**WRITTEN PROBLEM**
Look through the data for the string "كمال". Copy every line where it is found.

**RECORDS FOR THIS TASK**
□ □ □
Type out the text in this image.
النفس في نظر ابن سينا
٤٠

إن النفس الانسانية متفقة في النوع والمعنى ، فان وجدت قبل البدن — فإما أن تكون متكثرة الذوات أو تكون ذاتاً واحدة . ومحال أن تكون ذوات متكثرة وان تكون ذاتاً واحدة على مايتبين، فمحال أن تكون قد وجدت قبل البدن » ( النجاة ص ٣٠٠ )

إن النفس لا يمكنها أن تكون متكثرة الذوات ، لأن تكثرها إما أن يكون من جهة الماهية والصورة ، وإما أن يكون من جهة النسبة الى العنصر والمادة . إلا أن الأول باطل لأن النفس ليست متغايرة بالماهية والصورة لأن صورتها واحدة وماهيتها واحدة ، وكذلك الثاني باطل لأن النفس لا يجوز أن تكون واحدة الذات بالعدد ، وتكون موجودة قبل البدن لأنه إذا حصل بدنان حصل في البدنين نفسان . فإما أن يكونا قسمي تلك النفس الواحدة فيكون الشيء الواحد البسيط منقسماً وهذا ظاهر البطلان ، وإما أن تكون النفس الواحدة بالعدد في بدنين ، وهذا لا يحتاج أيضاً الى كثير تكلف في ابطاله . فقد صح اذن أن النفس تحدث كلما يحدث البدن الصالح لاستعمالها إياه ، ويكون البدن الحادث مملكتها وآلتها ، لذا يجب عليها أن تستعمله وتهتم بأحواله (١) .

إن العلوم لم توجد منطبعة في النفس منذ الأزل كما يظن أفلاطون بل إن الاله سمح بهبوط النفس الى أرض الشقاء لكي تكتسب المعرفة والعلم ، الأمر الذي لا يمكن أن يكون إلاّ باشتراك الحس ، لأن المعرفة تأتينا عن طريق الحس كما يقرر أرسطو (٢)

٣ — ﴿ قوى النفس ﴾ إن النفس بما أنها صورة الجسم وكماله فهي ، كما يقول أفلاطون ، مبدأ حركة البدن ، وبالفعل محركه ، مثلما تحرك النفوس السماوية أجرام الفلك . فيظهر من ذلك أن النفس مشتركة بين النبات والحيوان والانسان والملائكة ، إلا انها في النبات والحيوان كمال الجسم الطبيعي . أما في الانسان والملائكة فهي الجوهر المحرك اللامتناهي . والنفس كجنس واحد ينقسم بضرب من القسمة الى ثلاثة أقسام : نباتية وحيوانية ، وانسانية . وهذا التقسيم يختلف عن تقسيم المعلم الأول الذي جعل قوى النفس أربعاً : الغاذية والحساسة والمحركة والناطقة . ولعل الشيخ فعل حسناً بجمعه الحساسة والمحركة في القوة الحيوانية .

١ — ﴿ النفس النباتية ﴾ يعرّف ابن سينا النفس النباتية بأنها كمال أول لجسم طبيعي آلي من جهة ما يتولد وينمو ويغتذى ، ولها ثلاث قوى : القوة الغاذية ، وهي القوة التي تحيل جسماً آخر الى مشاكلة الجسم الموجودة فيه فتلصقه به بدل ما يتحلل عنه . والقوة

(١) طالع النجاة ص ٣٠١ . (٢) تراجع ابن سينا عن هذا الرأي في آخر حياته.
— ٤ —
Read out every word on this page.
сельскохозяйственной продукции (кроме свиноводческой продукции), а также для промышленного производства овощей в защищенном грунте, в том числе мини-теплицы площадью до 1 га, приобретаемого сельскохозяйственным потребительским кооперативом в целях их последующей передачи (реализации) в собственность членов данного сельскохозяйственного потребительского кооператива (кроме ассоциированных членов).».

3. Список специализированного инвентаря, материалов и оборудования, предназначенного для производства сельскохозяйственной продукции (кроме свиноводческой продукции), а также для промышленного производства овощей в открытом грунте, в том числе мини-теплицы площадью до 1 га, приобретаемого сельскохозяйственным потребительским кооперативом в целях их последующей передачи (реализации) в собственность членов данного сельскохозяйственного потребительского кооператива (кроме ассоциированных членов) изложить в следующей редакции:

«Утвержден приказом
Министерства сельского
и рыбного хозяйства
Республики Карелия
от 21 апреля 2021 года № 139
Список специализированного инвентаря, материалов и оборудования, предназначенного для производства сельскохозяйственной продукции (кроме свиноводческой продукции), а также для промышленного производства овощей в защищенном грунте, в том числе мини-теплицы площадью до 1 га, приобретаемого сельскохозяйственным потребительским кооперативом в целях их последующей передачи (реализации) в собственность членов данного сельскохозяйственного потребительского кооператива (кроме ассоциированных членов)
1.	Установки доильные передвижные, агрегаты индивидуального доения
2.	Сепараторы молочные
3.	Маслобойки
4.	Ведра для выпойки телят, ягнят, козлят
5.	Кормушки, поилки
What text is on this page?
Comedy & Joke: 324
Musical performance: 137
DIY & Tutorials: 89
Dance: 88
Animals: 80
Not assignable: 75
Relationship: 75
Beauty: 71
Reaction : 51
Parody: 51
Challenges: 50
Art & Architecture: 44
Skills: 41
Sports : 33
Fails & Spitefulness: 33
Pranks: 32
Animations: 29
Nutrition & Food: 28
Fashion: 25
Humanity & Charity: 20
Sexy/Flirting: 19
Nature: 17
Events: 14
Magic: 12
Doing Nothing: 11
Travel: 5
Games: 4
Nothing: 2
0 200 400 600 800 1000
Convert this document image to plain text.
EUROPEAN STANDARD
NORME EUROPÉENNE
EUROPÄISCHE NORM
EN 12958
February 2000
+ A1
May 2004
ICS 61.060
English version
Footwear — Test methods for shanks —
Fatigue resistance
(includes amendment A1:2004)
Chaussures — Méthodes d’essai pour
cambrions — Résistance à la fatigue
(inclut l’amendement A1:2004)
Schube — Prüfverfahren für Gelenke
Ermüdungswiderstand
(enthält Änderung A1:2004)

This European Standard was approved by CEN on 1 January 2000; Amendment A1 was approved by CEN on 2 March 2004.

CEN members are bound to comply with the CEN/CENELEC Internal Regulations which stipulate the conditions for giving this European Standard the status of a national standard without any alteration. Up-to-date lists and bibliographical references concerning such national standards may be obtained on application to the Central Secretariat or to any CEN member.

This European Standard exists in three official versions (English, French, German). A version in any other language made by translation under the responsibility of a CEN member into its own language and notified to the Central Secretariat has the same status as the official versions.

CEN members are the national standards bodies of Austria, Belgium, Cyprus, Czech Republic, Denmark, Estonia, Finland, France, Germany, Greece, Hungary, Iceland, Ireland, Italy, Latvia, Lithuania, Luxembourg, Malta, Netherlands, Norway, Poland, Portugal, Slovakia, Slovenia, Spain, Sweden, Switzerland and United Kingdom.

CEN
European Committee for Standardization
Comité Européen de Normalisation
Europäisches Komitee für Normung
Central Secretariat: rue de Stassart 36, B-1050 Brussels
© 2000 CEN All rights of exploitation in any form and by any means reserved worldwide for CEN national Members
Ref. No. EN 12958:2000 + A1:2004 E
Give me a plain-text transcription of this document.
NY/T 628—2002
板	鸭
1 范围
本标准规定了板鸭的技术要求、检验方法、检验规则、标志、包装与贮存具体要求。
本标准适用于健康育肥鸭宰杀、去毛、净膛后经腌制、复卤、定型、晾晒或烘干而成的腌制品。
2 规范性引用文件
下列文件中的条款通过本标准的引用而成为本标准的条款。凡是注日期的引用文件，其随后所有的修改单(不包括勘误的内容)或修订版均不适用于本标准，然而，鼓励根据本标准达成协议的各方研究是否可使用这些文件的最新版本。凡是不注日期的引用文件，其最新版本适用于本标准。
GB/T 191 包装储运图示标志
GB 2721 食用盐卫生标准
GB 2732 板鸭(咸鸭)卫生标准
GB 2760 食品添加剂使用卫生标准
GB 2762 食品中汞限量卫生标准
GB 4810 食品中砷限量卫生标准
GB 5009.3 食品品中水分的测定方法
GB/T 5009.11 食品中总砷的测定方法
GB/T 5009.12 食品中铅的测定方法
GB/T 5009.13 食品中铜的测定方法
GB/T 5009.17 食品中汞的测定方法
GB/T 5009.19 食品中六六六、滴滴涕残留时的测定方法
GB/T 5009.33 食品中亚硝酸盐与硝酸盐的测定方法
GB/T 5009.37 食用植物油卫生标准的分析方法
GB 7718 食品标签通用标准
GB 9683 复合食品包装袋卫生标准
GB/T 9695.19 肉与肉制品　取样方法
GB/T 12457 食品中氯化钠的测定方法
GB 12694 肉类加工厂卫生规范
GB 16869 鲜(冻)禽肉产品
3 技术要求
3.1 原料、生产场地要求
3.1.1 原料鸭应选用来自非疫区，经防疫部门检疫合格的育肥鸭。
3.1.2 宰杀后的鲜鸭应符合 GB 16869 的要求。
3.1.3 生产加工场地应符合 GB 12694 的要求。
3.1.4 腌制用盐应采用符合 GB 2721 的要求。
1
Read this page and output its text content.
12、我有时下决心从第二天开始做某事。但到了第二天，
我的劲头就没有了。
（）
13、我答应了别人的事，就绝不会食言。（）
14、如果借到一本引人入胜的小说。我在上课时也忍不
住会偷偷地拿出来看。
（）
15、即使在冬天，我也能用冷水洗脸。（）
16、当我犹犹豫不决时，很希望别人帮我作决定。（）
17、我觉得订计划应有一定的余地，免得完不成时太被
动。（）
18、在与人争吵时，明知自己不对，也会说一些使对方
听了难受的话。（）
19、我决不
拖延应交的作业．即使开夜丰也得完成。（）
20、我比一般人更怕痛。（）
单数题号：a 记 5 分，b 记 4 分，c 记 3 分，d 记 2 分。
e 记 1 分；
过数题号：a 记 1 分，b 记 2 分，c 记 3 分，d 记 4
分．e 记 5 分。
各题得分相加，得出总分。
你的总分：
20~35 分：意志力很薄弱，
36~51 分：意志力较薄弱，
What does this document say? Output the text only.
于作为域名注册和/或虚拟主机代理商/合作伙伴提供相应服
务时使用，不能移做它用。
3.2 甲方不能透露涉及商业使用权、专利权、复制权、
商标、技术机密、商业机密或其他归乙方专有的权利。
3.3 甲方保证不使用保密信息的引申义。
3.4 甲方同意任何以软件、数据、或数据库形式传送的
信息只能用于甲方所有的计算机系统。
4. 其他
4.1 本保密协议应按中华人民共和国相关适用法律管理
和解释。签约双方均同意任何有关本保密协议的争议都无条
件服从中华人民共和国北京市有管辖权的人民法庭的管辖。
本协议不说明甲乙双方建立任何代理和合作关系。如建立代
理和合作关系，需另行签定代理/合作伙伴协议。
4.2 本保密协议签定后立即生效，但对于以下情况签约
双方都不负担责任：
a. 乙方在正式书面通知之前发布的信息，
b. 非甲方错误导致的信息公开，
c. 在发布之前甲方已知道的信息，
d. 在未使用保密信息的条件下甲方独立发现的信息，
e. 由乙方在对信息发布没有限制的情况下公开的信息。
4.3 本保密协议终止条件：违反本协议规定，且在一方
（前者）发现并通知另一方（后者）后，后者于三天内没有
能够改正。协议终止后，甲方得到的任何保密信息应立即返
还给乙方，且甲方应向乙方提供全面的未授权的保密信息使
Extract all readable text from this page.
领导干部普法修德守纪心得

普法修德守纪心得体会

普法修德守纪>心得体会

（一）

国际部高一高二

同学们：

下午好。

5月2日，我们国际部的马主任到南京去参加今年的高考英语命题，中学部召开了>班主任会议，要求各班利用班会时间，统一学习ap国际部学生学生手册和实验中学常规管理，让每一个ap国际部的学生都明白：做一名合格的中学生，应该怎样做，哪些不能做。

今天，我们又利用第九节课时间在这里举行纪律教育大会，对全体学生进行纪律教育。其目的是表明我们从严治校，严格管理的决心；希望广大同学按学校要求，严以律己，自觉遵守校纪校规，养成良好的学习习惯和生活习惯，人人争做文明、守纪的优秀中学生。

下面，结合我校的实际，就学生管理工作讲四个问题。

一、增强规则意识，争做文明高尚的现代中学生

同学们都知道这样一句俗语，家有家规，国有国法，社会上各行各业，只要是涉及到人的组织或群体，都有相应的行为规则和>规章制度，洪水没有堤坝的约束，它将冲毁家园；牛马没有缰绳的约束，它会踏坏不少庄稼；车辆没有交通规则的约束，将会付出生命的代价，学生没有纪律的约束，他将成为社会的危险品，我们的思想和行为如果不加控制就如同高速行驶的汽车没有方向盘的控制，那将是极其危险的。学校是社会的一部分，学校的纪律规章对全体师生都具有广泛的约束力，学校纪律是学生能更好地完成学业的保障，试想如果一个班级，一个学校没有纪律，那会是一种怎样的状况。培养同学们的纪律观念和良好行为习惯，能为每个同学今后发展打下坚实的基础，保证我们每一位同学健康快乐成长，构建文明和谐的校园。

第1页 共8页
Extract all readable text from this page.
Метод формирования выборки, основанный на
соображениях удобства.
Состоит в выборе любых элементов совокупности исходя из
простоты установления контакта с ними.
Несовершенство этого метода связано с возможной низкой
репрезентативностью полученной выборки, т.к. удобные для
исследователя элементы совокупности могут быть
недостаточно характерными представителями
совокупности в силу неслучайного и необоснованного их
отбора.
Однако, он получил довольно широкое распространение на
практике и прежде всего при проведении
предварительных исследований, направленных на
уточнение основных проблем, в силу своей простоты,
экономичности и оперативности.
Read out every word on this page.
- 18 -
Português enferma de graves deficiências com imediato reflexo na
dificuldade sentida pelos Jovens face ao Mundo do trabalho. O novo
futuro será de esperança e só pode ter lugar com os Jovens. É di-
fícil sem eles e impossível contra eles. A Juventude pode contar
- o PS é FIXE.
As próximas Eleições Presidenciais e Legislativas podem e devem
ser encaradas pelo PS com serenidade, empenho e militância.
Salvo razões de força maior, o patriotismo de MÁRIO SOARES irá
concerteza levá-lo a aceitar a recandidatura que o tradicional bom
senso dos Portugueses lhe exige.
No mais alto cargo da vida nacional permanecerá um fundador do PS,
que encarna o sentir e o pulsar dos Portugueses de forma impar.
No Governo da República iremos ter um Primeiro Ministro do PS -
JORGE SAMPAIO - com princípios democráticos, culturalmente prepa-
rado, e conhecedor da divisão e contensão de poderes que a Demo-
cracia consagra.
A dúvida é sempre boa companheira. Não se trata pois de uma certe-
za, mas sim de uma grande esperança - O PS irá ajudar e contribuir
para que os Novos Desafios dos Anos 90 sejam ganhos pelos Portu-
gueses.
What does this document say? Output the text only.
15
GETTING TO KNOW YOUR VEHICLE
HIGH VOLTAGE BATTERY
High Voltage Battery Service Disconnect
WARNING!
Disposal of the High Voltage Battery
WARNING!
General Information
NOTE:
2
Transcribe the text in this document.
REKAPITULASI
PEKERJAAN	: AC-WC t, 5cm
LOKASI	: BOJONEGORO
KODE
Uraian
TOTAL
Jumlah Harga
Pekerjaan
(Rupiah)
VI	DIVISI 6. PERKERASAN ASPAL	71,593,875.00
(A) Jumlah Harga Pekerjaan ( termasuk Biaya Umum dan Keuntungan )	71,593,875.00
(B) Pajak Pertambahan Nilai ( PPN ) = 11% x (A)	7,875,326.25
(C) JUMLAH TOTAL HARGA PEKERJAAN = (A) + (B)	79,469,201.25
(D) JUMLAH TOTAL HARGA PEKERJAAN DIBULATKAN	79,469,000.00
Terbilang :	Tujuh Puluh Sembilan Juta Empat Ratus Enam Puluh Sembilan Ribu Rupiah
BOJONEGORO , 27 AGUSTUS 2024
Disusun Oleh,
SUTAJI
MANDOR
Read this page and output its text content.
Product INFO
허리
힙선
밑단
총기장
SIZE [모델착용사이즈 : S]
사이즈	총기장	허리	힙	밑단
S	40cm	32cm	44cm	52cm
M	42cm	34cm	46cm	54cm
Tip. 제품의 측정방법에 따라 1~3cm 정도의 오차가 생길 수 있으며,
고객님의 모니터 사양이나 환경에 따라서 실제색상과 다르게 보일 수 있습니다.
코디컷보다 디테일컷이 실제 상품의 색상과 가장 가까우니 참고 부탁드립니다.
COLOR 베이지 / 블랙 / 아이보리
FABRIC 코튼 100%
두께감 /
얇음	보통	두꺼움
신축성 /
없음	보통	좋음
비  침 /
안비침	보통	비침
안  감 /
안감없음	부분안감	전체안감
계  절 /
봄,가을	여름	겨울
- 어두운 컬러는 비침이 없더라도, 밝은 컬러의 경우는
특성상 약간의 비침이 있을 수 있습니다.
□ □ □
**ANSWER TO THIS EXERCISE**
٣ — ﴿ قوى النفس ﴾ إن النفس بما أنها صورة الجسم وكماله فهي ، كما يقول أفلاطون ، مبدأ حركة البدن ، وبالفعل محركه ، مثلما تحرك النفوس السماوية أجرام الفلك . فيظهر من ذلك أن النفس مشتركة بين النبات والحيوان والانسان والملائكة ، إلا انها في النبات والحيوان كمال الجسم الطبيعي . أما في الانسان والملائكة فهي الجوهر المحرك اللامتناهي . والنفس كجنس واحد ينقسم بضرب من القسمة الى ثلاثة أقسام : نباتية وحيوانية ، وانسانية . وهذا التقسيم يختلف عن تقسيم المعلم الأول الذي جعل قوى النفس أربعاً : الغاذية والحساسة والمحركة والناطقة . ولعل الشيخ فعل حسناً بجمعه الحساسة والمحركة في القوة الحيوانية .
١ — ﴿ النفس النباتية ﴾ يعرّف ابن سينا النفس النباتية بأنها كمال أول لجسم طبيعي آلي من جهة ما يتولد وينمو ويغتذى ، ولها ثلاث قوى : القوة الغاذية ، وهي القوة التي تحيل جسماً آخر الى مشاكلة الجسم الموجودة فيه فتلصقه به بدل ما يتحلل عنه . والقوة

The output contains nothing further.